### Required work
Pull out every line below that holds the word "factor".

### Exercise input
--

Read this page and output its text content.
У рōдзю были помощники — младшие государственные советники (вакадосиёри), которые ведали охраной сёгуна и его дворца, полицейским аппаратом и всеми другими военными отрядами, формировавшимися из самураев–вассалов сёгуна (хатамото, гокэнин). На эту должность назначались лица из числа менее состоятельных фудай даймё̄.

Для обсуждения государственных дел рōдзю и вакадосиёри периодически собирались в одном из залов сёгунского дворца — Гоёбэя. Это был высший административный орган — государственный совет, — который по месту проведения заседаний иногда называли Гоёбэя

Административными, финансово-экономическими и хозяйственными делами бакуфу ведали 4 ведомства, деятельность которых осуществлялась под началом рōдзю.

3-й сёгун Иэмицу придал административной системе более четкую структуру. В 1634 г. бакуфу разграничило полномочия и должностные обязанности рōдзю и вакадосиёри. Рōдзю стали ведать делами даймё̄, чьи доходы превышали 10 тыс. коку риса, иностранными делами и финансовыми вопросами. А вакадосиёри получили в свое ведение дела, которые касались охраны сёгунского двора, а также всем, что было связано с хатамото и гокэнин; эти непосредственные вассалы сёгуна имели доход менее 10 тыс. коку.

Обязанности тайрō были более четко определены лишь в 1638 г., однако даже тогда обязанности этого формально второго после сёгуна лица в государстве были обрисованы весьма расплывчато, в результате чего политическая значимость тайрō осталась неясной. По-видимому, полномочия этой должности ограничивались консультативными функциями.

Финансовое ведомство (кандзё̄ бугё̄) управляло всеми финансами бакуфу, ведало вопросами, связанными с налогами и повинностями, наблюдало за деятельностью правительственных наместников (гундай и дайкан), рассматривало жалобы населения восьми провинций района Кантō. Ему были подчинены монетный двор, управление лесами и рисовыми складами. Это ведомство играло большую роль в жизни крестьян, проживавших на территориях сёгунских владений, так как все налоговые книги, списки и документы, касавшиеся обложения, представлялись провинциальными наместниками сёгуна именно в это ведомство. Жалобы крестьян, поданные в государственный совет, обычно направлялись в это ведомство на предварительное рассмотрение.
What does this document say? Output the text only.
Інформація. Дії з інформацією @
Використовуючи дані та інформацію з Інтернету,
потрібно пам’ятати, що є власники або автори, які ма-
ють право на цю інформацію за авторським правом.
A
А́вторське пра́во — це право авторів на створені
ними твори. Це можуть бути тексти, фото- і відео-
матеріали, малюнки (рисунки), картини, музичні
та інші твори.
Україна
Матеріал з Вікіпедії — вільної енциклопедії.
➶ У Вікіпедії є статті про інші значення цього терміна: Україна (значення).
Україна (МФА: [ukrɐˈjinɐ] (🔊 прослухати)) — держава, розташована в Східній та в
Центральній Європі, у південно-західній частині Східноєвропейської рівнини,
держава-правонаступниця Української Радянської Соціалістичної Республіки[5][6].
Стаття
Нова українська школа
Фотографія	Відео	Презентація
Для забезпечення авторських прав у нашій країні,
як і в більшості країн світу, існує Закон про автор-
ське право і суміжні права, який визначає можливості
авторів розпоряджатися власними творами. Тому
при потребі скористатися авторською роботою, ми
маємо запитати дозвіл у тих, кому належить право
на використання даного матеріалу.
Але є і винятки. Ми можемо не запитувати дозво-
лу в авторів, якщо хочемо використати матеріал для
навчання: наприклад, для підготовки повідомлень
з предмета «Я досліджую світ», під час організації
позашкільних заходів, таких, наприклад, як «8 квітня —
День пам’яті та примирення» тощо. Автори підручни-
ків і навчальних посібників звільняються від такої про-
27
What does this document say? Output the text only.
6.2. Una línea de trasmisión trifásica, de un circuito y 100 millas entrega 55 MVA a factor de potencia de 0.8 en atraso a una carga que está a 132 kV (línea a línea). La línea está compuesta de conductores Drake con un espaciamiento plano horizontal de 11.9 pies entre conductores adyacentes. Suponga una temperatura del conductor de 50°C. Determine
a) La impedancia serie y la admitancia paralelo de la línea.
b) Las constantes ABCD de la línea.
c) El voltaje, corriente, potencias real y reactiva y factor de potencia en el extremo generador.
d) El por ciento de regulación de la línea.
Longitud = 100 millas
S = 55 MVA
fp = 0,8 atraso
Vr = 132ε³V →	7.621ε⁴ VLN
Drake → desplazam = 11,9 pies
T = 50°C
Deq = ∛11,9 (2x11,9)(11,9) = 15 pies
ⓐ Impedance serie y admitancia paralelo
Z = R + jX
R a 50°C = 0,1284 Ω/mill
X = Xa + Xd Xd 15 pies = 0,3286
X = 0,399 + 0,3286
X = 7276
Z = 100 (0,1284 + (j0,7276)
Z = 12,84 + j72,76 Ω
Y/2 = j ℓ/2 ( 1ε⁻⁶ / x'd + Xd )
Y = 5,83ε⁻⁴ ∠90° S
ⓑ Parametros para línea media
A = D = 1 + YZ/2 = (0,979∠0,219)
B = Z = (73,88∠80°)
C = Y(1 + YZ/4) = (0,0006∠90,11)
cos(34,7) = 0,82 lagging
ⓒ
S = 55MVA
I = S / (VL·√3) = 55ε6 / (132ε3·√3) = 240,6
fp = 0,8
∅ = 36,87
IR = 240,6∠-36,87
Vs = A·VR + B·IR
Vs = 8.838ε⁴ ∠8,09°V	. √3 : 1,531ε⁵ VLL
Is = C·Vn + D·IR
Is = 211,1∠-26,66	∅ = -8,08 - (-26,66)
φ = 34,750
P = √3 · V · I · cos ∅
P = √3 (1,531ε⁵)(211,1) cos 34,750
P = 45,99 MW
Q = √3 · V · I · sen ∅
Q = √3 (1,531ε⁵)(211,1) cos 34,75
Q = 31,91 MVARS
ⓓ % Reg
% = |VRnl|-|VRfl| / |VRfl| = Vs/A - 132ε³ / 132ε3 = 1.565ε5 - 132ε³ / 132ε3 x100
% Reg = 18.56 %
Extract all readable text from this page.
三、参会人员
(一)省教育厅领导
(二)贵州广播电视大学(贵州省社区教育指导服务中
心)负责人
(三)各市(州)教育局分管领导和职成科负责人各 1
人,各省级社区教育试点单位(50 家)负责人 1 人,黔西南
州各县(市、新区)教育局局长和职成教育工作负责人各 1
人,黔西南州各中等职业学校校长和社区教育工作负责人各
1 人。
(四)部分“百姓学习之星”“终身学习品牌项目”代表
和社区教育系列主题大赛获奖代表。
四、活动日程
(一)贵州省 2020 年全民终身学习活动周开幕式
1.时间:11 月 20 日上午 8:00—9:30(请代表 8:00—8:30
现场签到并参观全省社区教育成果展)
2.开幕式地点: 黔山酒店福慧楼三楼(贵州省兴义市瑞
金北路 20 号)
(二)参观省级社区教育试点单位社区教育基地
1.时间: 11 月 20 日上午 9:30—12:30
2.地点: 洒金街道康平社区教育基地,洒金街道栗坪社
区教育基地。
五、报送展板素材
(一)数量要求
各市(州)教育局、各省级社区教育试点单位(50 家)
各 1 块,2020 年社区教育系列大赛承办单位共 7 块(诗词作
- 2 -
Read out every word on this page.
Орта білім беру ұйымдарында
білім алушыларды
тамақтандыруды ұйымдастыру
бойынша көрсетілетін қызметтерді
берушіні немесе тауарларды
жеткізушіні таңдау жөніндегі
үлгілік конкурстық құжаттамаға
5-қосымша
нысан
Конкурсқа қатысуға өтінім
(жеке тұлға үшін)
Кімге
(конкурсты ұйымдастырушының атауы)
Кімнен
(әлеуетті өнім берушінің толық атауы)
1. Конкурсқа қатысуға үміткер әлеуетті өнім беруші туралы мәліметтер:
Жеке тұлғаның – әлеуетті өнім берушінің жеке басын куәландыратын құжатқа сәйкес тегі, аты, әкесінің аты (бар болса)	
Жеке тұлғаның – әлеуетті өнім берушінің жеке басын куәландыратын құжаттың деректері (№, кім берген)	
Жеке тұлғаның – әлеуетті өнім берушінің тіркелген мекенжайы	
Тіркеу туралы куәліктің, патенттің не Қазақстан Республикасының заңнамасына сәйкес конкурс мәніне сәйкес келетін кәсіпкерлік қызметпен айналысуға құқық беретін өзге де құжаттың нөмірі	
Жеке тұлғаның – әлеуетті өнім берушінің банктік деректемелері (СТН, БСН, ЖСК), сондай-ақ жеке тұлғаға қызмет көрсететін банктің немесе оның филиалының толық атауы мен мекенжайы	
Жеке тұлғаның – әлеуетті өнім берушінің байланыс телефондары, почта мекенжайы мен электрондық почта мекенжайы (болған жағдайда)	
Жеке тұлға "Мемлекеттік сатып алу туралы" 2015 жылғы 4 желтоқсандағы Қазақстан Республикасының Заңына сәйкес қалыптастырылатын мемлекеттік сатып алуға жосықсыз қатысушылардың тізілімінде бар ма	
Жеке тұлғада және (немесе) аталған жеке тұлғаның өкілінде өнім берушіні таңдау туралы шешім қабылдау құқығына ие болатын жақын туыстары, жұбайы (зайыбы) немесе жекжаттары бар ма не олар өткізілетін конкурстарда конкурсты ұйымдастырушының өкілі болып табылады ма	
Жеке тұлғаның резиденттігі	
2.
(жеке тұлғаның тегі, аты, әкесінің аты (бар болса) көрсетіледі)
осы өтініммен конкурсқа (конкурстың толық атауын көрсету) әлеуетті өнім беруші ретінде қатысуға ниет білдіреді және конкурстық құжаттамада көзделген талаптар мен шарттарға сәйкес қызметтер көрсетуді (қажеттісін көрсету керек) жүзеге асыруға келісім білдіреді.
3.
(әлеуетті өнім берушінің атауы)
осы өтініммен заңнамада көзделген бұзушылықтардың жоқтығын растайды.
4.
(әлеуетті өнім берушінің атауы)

--

### Answer to the exercise
6.2. Una línea de trasmisión trifásica, de un circuito y 100 millas entrega 55 MVA a factor de potencia de 0.8 en atraso a una carga que está a 132 kV (línea a línea). La línea está compuesta de conductores Drake con un espaciamiento plano horizontal de 11.9 pies entre conductores adyacentes. Suponga una temperatura del conductor de 50°C. Determine
c) El voltaje, corriente, potencias real y reactiva y factor de potencia en el extremo generador.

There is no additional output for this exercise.